Given instruction: Look through the data for the string "color". Copy every line where it is found.

Records provided:
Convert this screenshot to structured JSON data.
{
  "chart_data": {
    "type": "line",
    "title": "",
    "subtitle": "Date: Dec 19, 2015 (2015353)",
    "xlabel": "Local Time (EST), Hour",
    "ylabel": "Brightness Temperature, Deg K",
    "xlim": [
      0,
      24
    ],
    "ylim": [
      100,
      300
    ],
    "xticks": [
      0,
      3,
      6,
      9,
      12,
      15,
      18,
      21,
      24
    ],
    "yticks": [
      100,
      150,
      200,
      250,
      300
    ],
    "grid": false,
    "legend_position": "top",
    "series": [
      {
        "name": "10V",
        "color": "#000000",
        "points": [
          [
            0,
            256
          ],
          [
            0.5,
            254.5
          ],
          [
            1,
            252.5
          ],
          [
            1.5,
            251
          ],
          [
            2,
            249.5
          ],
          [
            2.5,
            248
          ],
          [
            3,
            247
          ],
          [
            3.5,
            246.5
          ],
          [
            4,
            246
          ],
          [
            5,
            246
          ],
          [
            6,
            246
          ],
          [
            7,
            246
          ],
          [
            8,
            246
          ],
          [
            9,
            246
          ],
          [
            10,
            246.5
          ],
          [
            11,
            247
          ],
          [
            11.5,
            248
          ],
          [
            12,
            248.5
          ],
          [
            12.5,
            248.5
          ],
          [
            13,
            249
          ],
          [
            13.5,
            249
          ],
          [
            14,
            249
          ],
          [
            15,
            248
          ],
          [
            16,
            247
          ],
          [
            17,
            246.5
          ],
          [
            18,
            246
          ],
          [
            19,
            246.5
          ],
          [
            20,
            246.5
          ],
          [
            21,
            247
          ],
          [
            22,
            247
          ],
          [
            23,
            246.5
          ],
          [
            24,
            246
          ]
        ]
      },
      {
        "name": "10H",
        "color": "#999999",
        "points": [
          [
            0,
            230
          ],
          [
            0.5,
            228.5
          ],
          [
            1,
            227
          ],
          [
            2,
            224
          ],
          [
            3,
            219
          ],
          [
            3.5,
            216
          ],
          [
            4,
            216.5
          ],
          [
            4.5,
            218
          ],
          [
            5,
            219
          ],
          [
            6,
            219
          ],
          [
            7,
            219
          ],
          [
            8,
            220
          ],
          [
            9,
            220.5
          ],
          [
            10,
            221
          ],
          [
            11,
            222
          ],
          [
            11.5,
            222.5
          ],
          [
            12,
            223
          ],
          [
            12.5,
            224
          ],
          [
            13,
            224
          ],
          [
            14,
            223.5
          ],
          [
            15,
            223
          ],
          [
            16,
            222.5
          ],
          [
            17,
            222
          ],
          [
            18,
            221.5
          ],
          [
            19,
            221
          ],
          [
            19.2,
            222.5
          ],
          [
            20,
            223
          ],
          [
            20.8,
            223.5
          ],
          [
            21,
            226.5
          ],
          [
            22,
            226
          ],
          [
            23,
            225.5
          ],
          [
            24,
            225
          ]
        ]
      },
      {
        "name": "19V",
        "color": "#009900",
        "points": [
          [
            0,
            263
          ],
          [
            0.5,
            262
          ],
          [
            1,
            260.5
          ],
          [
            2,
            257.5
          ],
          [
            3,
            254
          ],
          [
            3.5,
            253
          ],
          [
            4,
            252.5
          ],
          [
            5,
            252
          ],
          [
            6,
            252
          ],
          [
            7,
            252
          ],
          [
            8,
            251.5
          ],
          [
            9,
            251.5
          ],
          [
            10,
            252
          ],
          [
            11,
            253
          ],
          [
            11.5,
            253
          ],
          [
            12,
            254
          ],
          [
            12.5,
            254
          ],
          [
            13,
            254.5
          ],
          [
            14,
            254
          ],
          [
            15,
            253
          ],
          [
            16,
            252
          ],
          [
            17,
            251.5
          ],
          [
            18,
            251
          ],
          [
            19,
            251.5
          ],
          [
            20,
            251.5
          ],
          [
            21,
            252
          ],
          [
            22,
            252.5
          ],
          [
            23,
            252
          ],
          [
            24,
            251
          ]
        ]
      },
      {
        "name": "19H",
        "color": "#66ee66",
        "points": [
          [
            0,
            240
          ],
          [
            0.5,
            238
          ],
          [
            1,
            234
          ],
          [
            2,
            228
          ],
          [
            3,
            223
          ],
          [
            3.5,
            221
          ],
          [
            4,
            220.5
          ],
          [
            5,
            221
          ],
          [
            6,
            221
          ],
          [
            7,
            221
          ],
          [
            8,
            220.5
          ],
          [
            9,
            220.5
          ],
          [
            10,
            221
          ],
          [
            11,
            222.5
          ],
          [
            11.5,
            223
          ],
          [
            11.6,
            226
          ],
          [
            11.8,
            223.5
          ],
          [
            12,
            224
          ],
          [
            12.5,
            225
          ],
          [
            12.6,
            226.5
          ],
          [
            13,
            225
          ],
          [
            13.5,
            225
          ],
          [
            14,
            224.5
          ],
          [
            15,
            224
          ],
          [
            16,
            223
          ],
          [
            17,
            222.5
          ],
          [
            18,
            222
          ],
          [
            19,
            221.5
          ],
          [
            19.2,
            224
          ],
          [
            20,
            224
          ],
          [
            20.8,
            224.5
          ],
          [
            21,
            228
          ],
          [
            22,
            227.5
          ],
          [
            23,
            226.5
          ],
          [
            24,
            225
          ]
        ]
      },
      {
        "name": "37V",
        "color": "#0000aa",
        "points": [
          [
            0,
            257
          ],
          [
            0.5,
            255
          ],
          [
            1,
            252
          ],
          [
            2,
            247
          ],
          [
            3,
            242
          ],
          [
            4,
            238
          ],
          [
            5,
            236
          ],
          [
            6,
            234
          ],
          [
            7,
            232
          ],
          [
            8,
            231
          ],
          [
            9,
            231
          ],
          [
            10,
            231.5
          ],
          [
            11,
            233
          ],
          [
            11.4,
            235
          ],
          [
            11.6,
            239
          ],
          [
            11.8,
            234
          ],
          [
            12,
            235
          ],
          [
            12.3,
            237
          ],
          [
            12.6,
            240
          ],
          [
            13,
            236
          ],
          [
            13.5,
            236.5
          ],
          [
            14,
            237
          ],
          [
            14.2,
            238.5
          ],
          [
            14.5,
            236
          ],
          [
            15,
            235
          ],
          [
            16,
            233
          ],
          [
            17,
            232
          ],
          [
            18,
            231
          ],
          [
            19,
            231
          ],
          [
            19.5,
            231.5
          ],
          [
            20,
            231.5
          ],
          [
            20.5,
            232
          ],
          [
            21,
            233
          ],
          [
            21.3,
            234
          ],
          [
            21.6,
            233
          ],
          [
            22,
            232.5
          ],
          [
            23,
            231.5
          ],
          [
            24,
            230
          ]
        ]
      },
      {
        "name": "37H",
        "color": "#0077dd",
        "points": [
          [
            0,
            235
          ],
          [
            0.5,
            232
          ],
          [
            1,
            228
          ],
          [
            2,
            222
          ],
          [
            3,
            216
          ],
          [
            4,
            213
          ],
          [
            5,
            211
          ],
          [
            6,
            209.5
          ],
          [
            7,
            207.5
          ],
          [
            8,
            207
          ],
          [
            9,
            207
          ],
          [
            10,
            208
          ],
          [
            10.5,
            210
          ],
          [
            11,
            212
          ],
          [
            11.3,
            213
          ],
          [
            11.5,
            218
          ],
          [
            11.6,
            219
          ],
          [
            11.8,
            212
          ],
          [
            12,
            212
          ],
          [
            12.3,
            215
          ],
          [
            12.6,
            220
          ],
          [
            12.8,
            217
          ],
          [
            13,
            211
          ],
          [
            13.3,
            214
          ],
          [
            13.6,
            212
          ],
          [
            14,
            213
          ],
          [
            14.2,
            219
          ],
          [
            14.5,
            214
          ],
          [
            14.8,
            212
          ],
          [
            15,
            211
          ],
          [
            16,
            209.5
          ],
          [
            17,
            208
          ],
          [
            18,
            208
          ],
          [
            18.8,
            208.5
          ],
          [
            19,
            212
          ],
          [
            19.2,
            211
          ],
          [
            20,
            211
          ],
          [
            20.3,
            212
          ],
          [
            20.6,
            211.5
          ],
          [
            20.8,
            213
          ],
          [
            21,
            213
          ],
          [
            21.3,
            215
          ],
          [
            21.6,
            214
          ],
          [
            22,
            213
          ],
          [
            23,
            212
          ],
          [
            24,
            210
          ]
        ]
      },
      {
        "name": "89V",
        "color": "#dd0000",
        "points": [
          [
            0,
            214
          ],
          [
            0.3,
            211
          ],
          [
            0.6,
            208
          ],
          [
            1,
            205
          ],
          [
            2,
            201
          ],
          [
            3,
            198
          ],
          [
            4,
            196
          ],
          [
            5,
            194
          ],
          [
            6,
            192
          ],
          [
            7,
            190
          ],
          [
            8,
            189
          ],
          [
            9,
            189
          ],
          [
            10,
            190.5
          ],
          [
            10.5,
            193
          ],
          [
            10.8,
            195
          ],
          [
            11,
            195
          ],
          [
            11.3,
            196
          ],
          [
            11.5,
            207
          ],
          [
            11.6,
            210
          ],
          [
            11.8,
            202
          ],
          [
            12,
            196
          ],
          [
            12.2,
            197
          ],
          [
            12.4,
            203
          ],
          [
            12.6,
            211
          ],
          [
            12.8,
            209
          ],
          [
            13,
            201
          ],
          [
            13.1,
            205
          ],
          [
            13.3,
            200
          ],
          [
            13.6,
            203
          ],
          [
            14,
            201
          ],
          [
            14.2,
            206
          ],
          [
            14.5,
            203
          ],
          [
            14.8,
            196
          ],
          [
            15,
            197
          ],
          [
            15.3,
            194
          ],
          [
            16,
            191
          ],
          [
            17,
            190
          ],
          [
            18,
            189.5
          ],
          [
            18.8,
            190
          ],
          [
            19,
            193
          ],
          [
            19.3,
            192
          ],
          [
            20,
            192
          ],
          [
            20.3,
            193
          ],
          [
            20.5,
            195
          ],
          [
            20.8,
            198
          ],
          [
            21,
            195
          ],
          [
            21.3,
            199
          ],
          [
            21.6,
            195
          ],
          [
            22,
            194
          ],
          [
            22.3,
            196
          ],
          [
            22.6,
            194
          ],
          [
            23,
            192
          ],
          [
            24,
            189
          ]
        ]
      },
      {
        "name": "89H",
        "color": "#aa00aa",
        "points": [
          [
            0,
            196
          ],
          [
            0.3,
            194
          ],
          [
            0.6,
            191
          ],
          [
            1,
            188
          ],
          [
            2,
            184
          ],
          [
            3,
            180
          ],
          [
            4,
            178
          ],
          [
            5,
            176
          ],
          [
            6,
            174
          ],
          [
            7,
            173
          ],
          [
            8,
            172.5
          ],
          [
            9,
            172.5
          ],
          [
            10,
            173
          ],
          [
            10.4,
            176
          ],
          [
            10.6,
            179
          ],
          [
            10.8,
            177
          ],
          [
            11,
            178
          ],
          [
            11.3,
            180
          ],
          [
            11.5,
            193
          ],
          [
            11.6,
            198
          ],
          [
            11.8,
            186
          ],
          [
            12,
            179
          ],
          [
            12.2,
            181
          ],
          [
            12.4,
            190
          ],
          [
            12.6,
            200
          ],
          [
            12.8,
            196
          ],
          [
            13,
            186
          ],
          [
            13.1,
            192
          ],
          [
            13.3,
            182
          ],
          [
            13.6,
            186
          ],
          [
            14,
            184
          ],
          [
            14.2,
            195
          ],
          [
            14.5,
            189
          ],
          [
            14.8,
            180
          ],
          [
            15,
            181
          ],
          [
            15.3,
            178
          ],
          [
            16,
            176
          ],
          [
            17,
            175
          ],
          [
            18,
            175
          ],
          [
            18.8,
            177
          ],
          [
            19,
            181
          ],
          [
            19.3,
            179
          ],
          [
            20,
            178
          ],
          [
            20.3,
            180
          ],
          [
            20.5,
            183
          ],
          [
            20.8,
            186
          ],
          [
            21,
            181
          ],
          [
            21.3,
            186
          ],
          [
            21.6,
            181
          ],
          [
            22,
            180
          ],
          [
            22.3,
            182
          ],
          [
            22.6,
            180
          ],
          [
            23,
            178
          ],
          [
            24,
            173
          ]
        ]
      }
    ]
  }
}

Task result:
        "color": "#000000",
        "color": "#999999",
        "color": "#009900",
        "color": "#66ee66",
        "color": "#0000aa",
        "color": "#0077dd",
        "color": "#dd0000",
        "color": "#aa00aa",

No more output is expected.